## [DATASET EXCERPTS]
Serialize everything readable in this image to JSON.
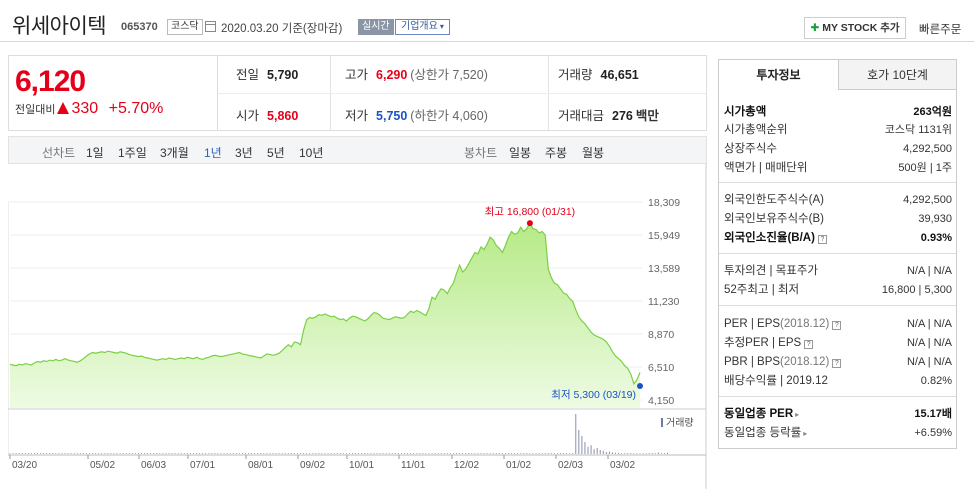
{
  "header": {
    "stock_name": "위세아이텍",
    "stock_code": "065370",
    "market": "코스닥",
    "date_text": "2020.03.20 기준(장마감)",
    "realtime_badge": "실시간",
    "overview_button": "기업개요",
    "mystock_label": "MY STOCK 추가",
    "quick_order": "빠른주문"
  },
  "price": {
    "current": "6,120",
    "change_label": "전일대비",
    "change": "330",
    "change_pct": "+5.70%"
  },
  "quote": {
    "prev_close_label": "전일",
    "prev_close": "5,790",
    "high_label": "고가",
    "high": "6,290",
    "upper_limit": "(상한가 7,520)",
    "volume_label": "거래량",
    "volume": "46,651",
    "open_label": "시가",
    "open": "5,860",
    "low_label": "저가",
    "low": "5,750",
    "lower_limit": "(하한가 4,060)",
    "amount_label": "거래대금",
    "amount": "276",
    "amount_unit": "백만"
  },
  "period_bar": {
    "line_chart_label": "선차트",
    "periods": [
      "1일",
      "1주일",
      "3개월",
      "1년",
      "3년",
      "5년",
      "10년"
    ],
    "active_period": "1년",
    "candle_chart_label": "봉차트",
    "candles": [
      "일봉",
      "주봉",
      "월봉"
    ]
  },
  "chart_data": {
    "type": "area",
    "y_ticks": [
      "18,309",
      "15,949",
      "13,589",
      "11,230",
      "8,870",
      "6,510",
      "4,150"
    ],
    "ylim": [
      4150,
      18309
    ],
    "x_ticks": [
      "03/20",
      "05/02",
      "06/03",
      "07/01",
      "08/01",
      "09/02",
      "10/01",
      "11/01",
      "12/02",
      "01/02",
      "02/03",
      "03/02"
    ],
    "max_label": "최고 16,800 (01/31)",
    "min_label": "최저 5,300 (03/19)",
    "volume_label": "거래량",
    "series": [
      {
        "values": [
          6700,
          6650,
          6600,
          6700,
          6650,
          6750,
          6700,
          6650,
          6800,
          6900,
          6850,
          6950,
          6900,
          7000,
          6950,
          7050,
          6950,
          7000,
          7100,
          7000,
          6950,
          6900,
          6850,
          6950,
          7100,
          7300,
          7450,
          7550,
          7500,
          7550,
          7600,
          7550,
          7650,
          7600,
          7550,
          7500,
          7600,
          7550,
          7500,
          7400,
          7350,
          7300,
          7250,
          7300,
          7200,
          7150,
          7100,
          7050,
          7000,
          7050,
          7100,
          7050,
          7150,
          7100,
          7050,
          7100,
          7150,
          7100,
          7200,
          7150,
          7100,
          7200,
          7100,
          7050,
          7150,
          7200,
          7300,
          7350,
          7300,
          7250,
          7300,
          7350,
          7400,
          7450,
          7500,
          7550,
          7450,
          7400,
          7350,
          7300,
          7250,
          7200,
          7150,
          7300,
          7450,
          7400,
          7350,
          7400,
          7500,
          7700,
          7900,
          8100,
          7950,
          8300,
          8250,
          8100,
          9150,
          9900,
          10050,
          10000,
          10100,
          10250,
          10200,
          10300,
          10200,
          10100,
          10150,
          10000,
          9900,
          9950,
          9800,
          10000,
          10150,
          10100,
          10000,
          9900,
          9800,
          9950,
          10200,
          10400,
          10350,
          10200,
          10000,
          9950,
          9900,
          10000,
          10100,
          10050,
          10000,
          10050,
          10300,
          10500,
          10400,
          10550,
          10450,
          10300,
          10200,
          10700,
          11500,
          11350,
          11800,
          12100,
          12000,
          11750,
          12200,
          12500,
          13200,
          13800,
          13300,
          13500,
          13900,
          14300,
          14700,
          14600,
          15100,
          14900,
          15300,
          15800,
          15600,
          15200,
          15000,
          14700,
          15200,
          15800,
          16200,
          16000,
          16100,
          16500,
          16200,
          16400,
          16800,
          16400,
          16350,
          16100,
          16200,
          15950,
          13500,
          12900,
          12500,
          12400,
          12100,
          11800,
          11700,
          11400,
          11200,
          10600,
          10100,
          9800,
          9600,
          9300,
          9000,
          8800,
          8700,
          8600,
          8500,
          8300,
          8000,
          7600,
          7300,
          7100,
          6900,
          6600,
          6400,
          6000,
          5300,
          5600,
          6120
        ]
      }
    ],
    "volumes": [
      2,
      2,
      2,
      2,
      2,
      2,
      2,
      2,
      2,
      2,
      2,
      2,
      2,
      2,
      2,
      2,
      2,
      2,
      2,
      2,
      2,
      2,
      2,
      2,
      2,
      2,
      2,
      2,
      2,
      2,
      2,
      2,
      2,
      2,
      2,
      2,
      2,
      2,
      2,
      2,
      2,
      2,
      2,
      2,
      2,
      2,
      2,
      2,
      2,
      2,
      2,
      2,
      2,
      2,
      2,
      2,
      2,
      2,
      2,
      2,
      2,
      2,
      2,
      2,
      2,
      2,
      2,
      2,
      2,
      2,
      2,
      2,
      2,
      2,
      2,
      2,
      2,
      2,
      2,
      2,
      2,
      2,
      2,
      2,
      2,
      2,
      2,
      2,
      2,
      2,
      2,
      2,
      2,
      2,
      2,
      2,
      2,
      2,
      2,
      2,
      2,
      2,
      2,
      2,
      2,
      2,
      2,
      2,
      2,
      2,
      2,
      2,
      2,
      2,
      2,
      2,
      2,
      2,
      2,
      2,
      2,
      2,
      2,
      2,
      2,
      2,
      2,
      2,
      2,
      2,
      2,
      2,
      2,
      2,
      2,
      2,
      2,
      2,
      2,
      2,
      2,
      2,
      2,
      2,
      2,
      2,
      2,
      2,
      2,
      2,
      2,
      2,
      2,
      2,
      2,
      2,
      2,
      2,
      2,
      2,
      2,
      2,
      2,
      2,
      2,
      2,
      2,
      2,
      2,
      2,
      2,
      2,
      2,
      2,
      2,
      2,
      2,
      2,
      2,
      2,
      2,
      2,
      2,
      2,
      2,
      100,
      60,
      45,
      30,
      18,
      22,
      12,
      15,
      10,
      8,
      5,
      6,
      4,
      3,
      3,
      2,
      2,
      2,
      2,
      2,
      2,
      2,
      2,
      2,
      2,
      2,
      2,
      4,
      2,
      2,
      3
    ]
  },
  "right_panel": {
    "tabs": [
      "투자정보",
      "호가 10단계"
    ],
    "market_cap_label": "시가총액",
    "market_cap": "263억원",
    "market_cap_rank_label": "시가총액순위",
    "market_cap_rank": "코스닥 1131위",
    "shares_label": "상장주식수",
    "shares": "4,292,500",
    "par_label": "액면가 | 매매단위",
    "par": "500원 | 1주",
    "foreign_limit_label": "외국인한도주식수(A)",
    "foreign_limit": "4,292,500",
    "foreign_hold_label": "외국인보유주식수(B)",
    "foreign_hold": "39,930",
    "foreign_ratio_label": "외국인소진율(B/A)",
    "foreign_ratio": "0.93%",
    "opinion_label": "투자의견 | 목표주가",
    "opinion": "N/A | N/A",
    "w52_label": "52주최고 | 최저",
    "w52": "16,800 | 5,300",
    "per_label": "PER | EPS",
    "per_date": "(2018.12)",
    "per": "N/A | N/A",
    "est_per_label": "추정PER | EPS",
    "est_per": "N/A | N/A",
    "pbr_label": "PBR | BPS",
    "pbr_date": "(2018.12)",
    "pbr": "N/A | N/A",
    "dividend_label": "배당수익률 |",
    "dividend_date": "2019.12",
    "dividend": "0.82%",
    "sector_per_label": "동일업종 PER",
    "sector_per": "15.17배",
    "sector_change_label": "동일업종 등락률",
    "sector_change": "+6.59%"
  },
  "colors": {
    "up": "#e5001a",
    "down": "#1a53c6",
    "chart_fill": "#c8f0a8",
    "chart_line": "#7ccf46"
  }
}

## [THE REQUEST]
The entries above should be reproduced exactly, without their pictures.

## [FINISHED TASK]
Serialize everything readable in this image to JSON.
{
  "header": {
    "stock_name": "위세아이텍",
    "stock_code": "065370",
    "market": "코스닥",
    "date_text": "2020.03.20 기준(장마감)",
    "realtime_badge": "실시간",
    "overview_button": "기업개요",
    "mystock_label": "MY STOCK 추가",
    "quick_order": "빠른주문"
  },
  "price": {
    "current": "6,120",
    "change_label": "전일대비",
    "change": "330",
    "change_pct": "+5.70%"
  },
  "quote": {
    "prev_close_label": "전일",
    "prev_close": "5,790",
    "high_label": "고가",
    "high": "6,290",
    "upper_limit": "(상한가 7,520)",
    "volume_label": "거래량",
    "volume": "46,651",
    "open_label": "시가",
    "open": "5,860",
    "low_label": "저가",
    "low": "5,750",
    "lower_limit": "(하한가 4,060)",
    "amount_label": "거래대금",
    "amount": "276",
    "amount_unit": "백만"
  },
  "period_bar": {
    "line_chart_label": "선차트",
    "periods": [
      "1일",
      "1주일",
      "3개월",
      "1년",
      "3년",
      "5년",
      "10년"
    ],
    "active_period": "1년",
    "candle_chart_label": "봉차트",
    "candles": [
      "일봉",
      "주봉",
      "월봉"
    ]
  },
  "chart_data": {
    "type": "area",
    "y_ticks": [
      "18,309",
      "15,949",
      "13,589",
      "11,230",
      "8,870",
      "6,510",
      "4,150"
    ],
    "ylim": [
      4150,
      18309
    ],
    "x_ticks": [
      "03/20",
      "05/02",
      "06/03",
      "07/01",
      "08/01",
      "09/02",
      "10/01",
      "11/01",
      "12/02",
      "01/02",
      "02/03",
      "03/02"
    ],
    "max_label": "최고 16,800 (01/31)",
    "min_label": "최저 5,300 (03/19)",
    "volume_label": "거래량",
    "series": [
      {
        "values": [
          6700,
          6650,
          6600,
          6700,
          6650,
          6750,
          6700,
          6650,
          6800,
          6900,
          6850,
          6950,
          6900,
          7000,
          6950,
          7050,
          6950,
          7000,
          7100,
          7000,
          6950,
          6900,
          6850,
          6950,
          7100,
          7300,
          7450,
          7550,
          7500,
          7550,
          7600,
          7550,
          7650,
          7600,
          7550,
          7500,
          7600,
          7550,
          7500,
          7400,
          7350,
          7300,
          7250,
          7300,
          7200,
          7150,
          7100,
          7050,
          7000,
          7050,
          7100,
          7050,
          7150,
          7100,
          7050,
          7100,
          7150,
          7100,
          7200,
          7150,
          7100,
          7200,
          7100,
          7050,
          7150,
          7200,
          7300,
          7350,
          7300,
          7250,
          7300,
          7350,
          7400,
          7450,
          7500,
          7550,
          7450,
          7400,
          7350,
          7300,
          7250,
          7200,
          7150,
          7300,
          7450,
          7400,
          7350,
          7400,
          7500,
          7700,
          7900,
          8100,
          7950,
          8300,
          8250,
          8100,
          9150,
          9900,
          10050,
          10000,
          10100,
          10250,
          10200,
          10300,
          10200,
          10100,
          10150,
          10000,
          9900,
          9950,
          9800,
          10000,
          10150,
          10100,
          10000,
          9900,
          9800,
          9950,
          10200,
          10400,
          10350,
          10200,
          10000,
          9950,
          9900,
          10000,
          10100,
          10050,
          10000,
          10050,
          10300,
          10500,
          10400,
          10550,
          10450,
          10300,
          10200,
          10700,
          11500,
          11350,
          11800,
          12100,
          12000,
          11750,
          12200,
          12500,
          13200,
          13800,
          13300,
          13500,
          13900,
          14300,
          14700,
          14600,
          15100,
          14900,
          15300,
          15800,
          15600,
          15200,
          15000,
          14700,
          15200,
          15800,
          16200,
          16000,
          16100,
          16500,
          16200,
          16400,
          16800,
          16400,
          16350,
          16100,
          16200,
          15950,
          13500,
          12900,
          12500,
          12400,
          12100,
          11800,
          11700,
          11400,
          11200,
          10600,
          10100,
          9800,
          9600,
          9300,
          9000,
          8800,
          8700,
          8600,
          8500,
          8300,
          8000,
          7600,
          7300,
          7100,
          6900,
          6600,
          6400,
          6000,
          5300,
          5600,
          6120
        ]
      }
    ],
    "volumes": [
      2,
      2,
      2,
      2,
      2,
      2,
      2,
      2,
      2,
      2,
      2,
      2,
      2,
      2,
      2,
      2,
      2,
      2,
      2,
      2,
      2,
      2,
      2,
      2,
      2,
      2,
      2,
      2,
      2,
      2,
      2,
      2,
      2,
      2,
      2,
      2,
      2,
      2,
      2,
      2,
      2,
      2,
      2,
      2,
      2,
      2,
      2,
      2,
      2,
      2,
      2,
      2,
      2,
      2,
      2,
      2,
      2,
      2,
      2,
      2,
      2,
      2,
      2,
      2,
      2,
      2,
      2,
      2,
      2,
      2,
      2,
      2,
      2,
      2,
      2,
      2,
      2,
      2,
      2,
      2,
      2,
      2,
      2,
      2,
      2,
      2,
      2,
      2,
      2,
      2,
      2,
      2,
      2,
      2,
      2,
      2,
      2,
      2,
      2,
      2,
      2,
      2,
      2,
      2,
      2,
      2,
      2,
      2,
      2,
      2,
      2,
      2,
      2,
      2,
      2,
      2,
      2,
      2,
      2,
      2,
      2,
      2,
      2,
      2,
      2,
      2,
      2,
      2,
      2,
      2,
      2,
      2,
      2,
      2,
      2,
      2,
      2,
      2,
      2,
      2,
      2,
      2,
      2,
      2,
      2,
      2,
      2,
      2,
      2,
      2,
      2,
      2,
      2,
      2,
      2,
      2,
      2,
      2,
      2,
      2,
      2,
      2,
      2,
      2,
      2,
      2,
      2,
      2,
      2,
      2,
      2,
      2,
      2,
      2,
      2,
      2,
      2,
      2,
      2,
      2,
      2,
      2,
      2,
      2,
      2,
      100,
      60,
      45,
      30,
      18,
      22,
      12,
      15,
      10,
      8,
      5,
      6,
      4,
      3,
      3,
      2,
      2,
      2,
      2,
      2,
      2,
      2,
      2,
      2,
      2,
      2,
      2,
      4,
      2,
      2,
      3
    ]
  },
  "right_panel": {
    "tabs": [
      "투자정보",
      "호가 10단계"
    ],
    "market_cap_label": "시가총액",
    "market_cap": "263억원",
    "market_cap_rank_label": "시가총액순위",
    "market_cap_rank": "코스닥 1131위",
    "shares_label": "상장주식수",
    "shares": "4,292,500",
    "par_label": "액면가 | 매매단위",
    "par": "500원 | 1주",
    "foreign_limit_label": "외국인한도주식수(A)",
    "foreign_limit": "4,292,500",
    "foreign_hold_label": "외국인보유주식수(B)",
    "foreign_hold": "39,930",
    "foreign_ratio_label": "외국인소진율(B/A)",
    "foreign_ratio": "0.93%",
    "opinion_label": "투자의견 | 목표주가",
    "opinion": "N/A | N/A",
    "w52_label": "52주최고 | 최저",
    "w52": "16,800 | 5,300",
    "per_label": "PER | EPS",
    "per_date": "(2018.12)",
    "per": "N/A | N/A",
    "est_per_label": "추정PER | EPS",
    "est_per": "N/A | N/A",
    "pbr_label": "PBR | BPS",
    "pbr_date": "(2018.12)",
    "pbr": "N/A | N/A",
    "dividend_label": "배당수익률 |",
    "dividend_date": "2019.12",
    "dividend": "0.82%",
    "sector_per_label": "동일업종 PER",
    "sector_per": "15.17배",
    "sector_change_label": "동일업종 등락률",
    "sector_change": "+6.59%"
  },
  "colors": {
    "up": "#e5001a",
    "down": "#1a53c6",
    "chart_fill": "#c8f0a8",
    "chart_line": "#7ccf46"
  }
}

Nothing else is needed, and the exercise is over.